— start —

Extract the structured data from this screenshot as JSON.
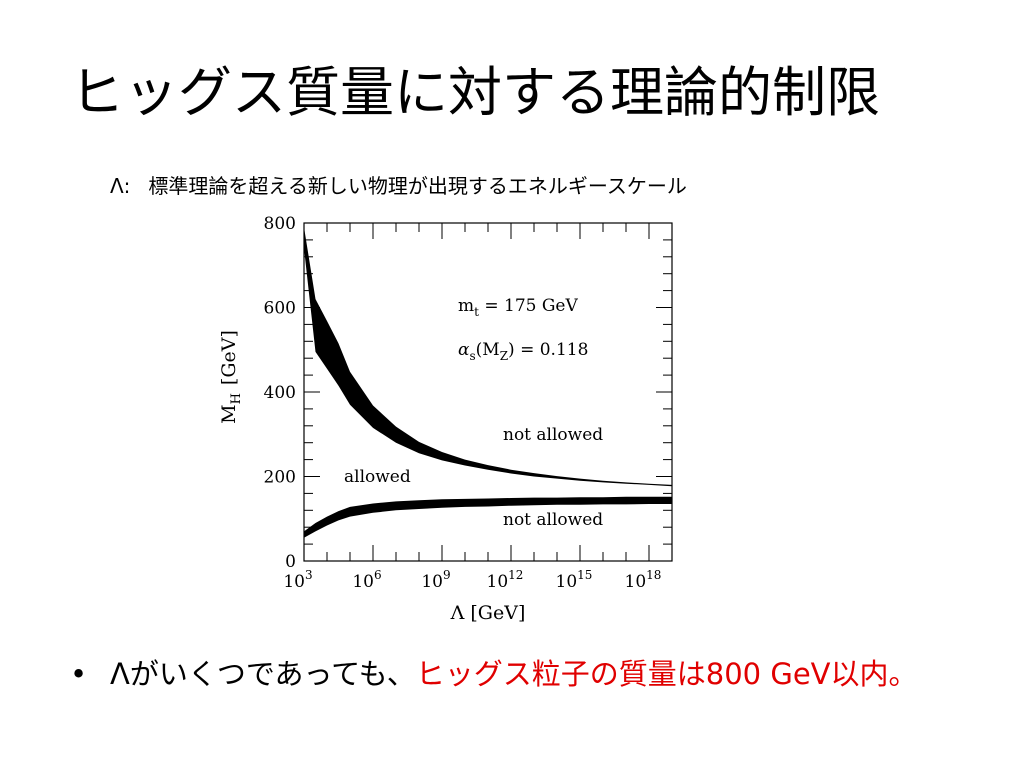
{
  "slide": {
    "title": "ヒッグス質量に対する理論的制限",
    "subtitle_lambda": "Λ:",
    "subtitle_text": "標準理論を超える新しい物理が出現するエネルギースケール",
    "bullet_symbol": "•",
    "bullet_black": "Λがいくつであっても、",
    "bullet_red": "ヒッグス粒子の質量は800 GeV以内。",
    "accent_color": "#e00000"
  },
  "chart_data": {
    "type": "area",
    "x_scale": "log",
    "xlim": [
      1000,
      1e+19
    ],
    "ylim": [
      0,
      800
    ],
    "x_ticks": [
      {
        "value": 1000,
        "base": "10",
        "exp": "3"
      },
      {
        "value": 1000000,
        "base": "10",
        "exp": "6"
      },
      {
        "value": 1000000000,
        "base": "10",
        "exp": "9"
      },
      {
        "value": 1000000000000.0,
        "base": "10",
        "exp": "12"
      },
      {
        "value": 1000000000000000.0,
        "base": "10",
        "exp": "15"
      },
      {
        "value": 1e+18,
        "base": "10",
        "exp": "18"
      }
    ],
    "y_ticks": [
      0,
      200,
      400,
      600,
      800
    ],
    "xlabel": "Λ [GeV]",
    "ylabel_main": "M",
    "ylabel_sub": "H",
    "ylabel_unit": "[GeV]",
    "annotations": {
      "mt_main": "m",
      "mt_sub": "t",
      "mt_value": " = 175 GeV",
      "alpha_main": "α",
      "alpha_sub": "s",
      "alpha_arg_open": "(M",
      "alpha_arg_sub": "Z",
      "alpha_value": ") = 0.118",
      "not_allowed_upper": "not allowed",
      "allowed": "allowed",
      "not_allowed_lower": "not allowed"
    },
    "series": [
      {
        "name": "upper bound",
        "x": [
          1000,
          3162,
          10000,
          31623,
          100000,
          1000000,
          10000000,
          100000000.0,
          1000000000.0,
          10000000000.0,
          100000000000.0,
          1000000000000.0,
          10000000000000.0,
          100000000000000.0,
          1000000000000000.0,
          1e+16,
          1e+17,
          1e+18,
          1e+19
        ],
        "y_low": [
          740,
          495,
          455,
          415,
          370,
          315,
          280,
          255,
          238,
          226,
          216,
          207,
          200,
          195,
          190,
          186,
          183,
          180,
          177
        ],
        "y_high": [
          790,
          620,
          568,
          515,
          448,
          368,
          318,
          282,
          258,
          240,
          227,
          216,
          208,
          201,
          195,
          190,
          186,
          183,
          180
        ]
      },
      {
        "name": "lower bound",
        "x": [
          1000,
          3162,
          10000,
          31623,
          100000,
          1000000,
          10000000,
          100000000.0,
          1000000000.0,
          10000000000.0,
          100000000000.0,
          1000000000000.0,
          10000000000000.0,
          100000000000000.0,
          1000000000000000.0,
          1e+16,
          1e+17,
          1e+18,
          1e+19
        ],
        "y_low": [
          55,
          70,
          84,
          96,
          105,
          114,
          120,
          123,
          126,
          128,
          129,
          131,
          132,
          133,
          133,
          134,
          134,
          135,
          135
        ],
        "y_high": [
          70,
          90,
          105,
          118,
          128,
          136,
          141,
          144,
          146,
          147,
          148,
          149,
          150,
          150,
          151,
          151,
          152,
          152,
          152
        ]
      }
    ]
  }
}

— end —

▶ [What the task asks]:
Can you restate all the records above word for word while dropping the pictures?

▶ [Answer to this task]:
Extract the structured data from this screenshot as JSON.
{
  "slide": {
    "title": "ヒッグス質量に対する理論的制限",
    "subtitle_lambda": "Λ:",
    "subtitle_text": "標準理論を超える新しい物理が出現するエネルギースケール",
    "bullet_symbol": "•",
    "bullet_black": "Λがいくつであっても、",
    "bullet_red": "ヒッグス粒子の質量は800 GeV以内。",
    "accent_color": "#e00000"
  },
  "chart_data": {
    "type": "area",
    "x_scale": "log",
    "xlim": [
      1000,
      1e+19
    ],
    "ylim": [
      0,
      800
    ],
    "x_ticks": [
      {
        "value": 1000,
        "base": "10",
        "exp": "3"
      },
      {
        "value": 1000000,
        "base": "10",
        "exp": "6"
      },
      {
        "value": 1000000000,
        "base": "10",
        "exp": "9"
      },
      {
        "value": 1000000000000.0,
        "base": "10",
        "exp": "12"
      },
      {
        "value": 1000000000000000.0,
        "base": "10",
        "exp": "15"
      },
      {
        "value": 1e+18,
        "base": "10",
        "exp": "18"
      }
    ],
    "y_ticks": [
      0,
      200,
      400,
      600,
      800
    ],
    "xlabel": "Λ [GeV]",
    "ylabel_main": "M",
    "ylabel_sub": "H",
    "ylabel_unit": "[GeV]",
    "annotations": {
      "mt_main": "m",
      "mt_sub": "t",
      "mt_value": " = 175 GeV",
      "alpha_main": "α",
      "alpha_sub": "s",
      "alpha_arg_open": "(M",
      "alpha_arg_sub": "Z",
      "alpha_value": ") = 0.118",
      "not_allowed_upper": "not allowed",
      "allowed": "allowed",
      "not_allowed_lower": "not allowed"
    },
    "series": [
      {
        "name": "upper bound",
        "x": [
          1000,
          3162,
          10000,
          31623,
          100000,
          1000000,
          10000000,
          100000000.0,
          1000000000.0,
          10000000000.0,
          100000000000.0,
          1000000000000.0,
          10000000000000.0,
          100000000000000.0,
          1000000000000000.0,
          1e+16,
          1e+17,
          1e+18,
          1e+19
        ],
        "y_low": [
          740,
          495,
          455,
          415,
          370,
          315,
          280,
          255,
          238,
          226,
          216,
          207,
          200,
          195,
          190,
          186,
          183,
          180,
          177
        ],
        "y_high": [
          790,
          620,
          568,
          515,
          448,
          368,
          318,
          282,
          258,
          240,
          227,
          216,
          208,
          201,
          195,
          190,
          186,
          183,
          180
        ]
      },
      {
        "name": "lower bound",
        "x": [
          1000,
          3162,
          10000,
          31623,
          100000,
          1000000,
          10000000,
          100000000.0,
          1000000000.0,
          10000000000.0,
          100000000000.0,
          1000000000000.0,
          10000000000000.0,
          100000000000000.0,
          1000000000000000.0,
          1e+16,
          1e+17,
          1e+18,
          1e+19
        ],
        "y_low": [
          55,
          70,
          84,
          96,
          105,
          114,
          120,
          123,
          126,
          128,
          129,
          131,
          132,
          133,
          133,
          134,
          134,
          135,
          135
        ],
        "y_high": [
          70,
          90,
          105,
          118,
          128,
          136,
          141,
          144,
          146,
          147,
          148,
          149,
          150,
          150,
          151,
          151,
          152,
          152,
          152
        ]
      }
    ]
  }
}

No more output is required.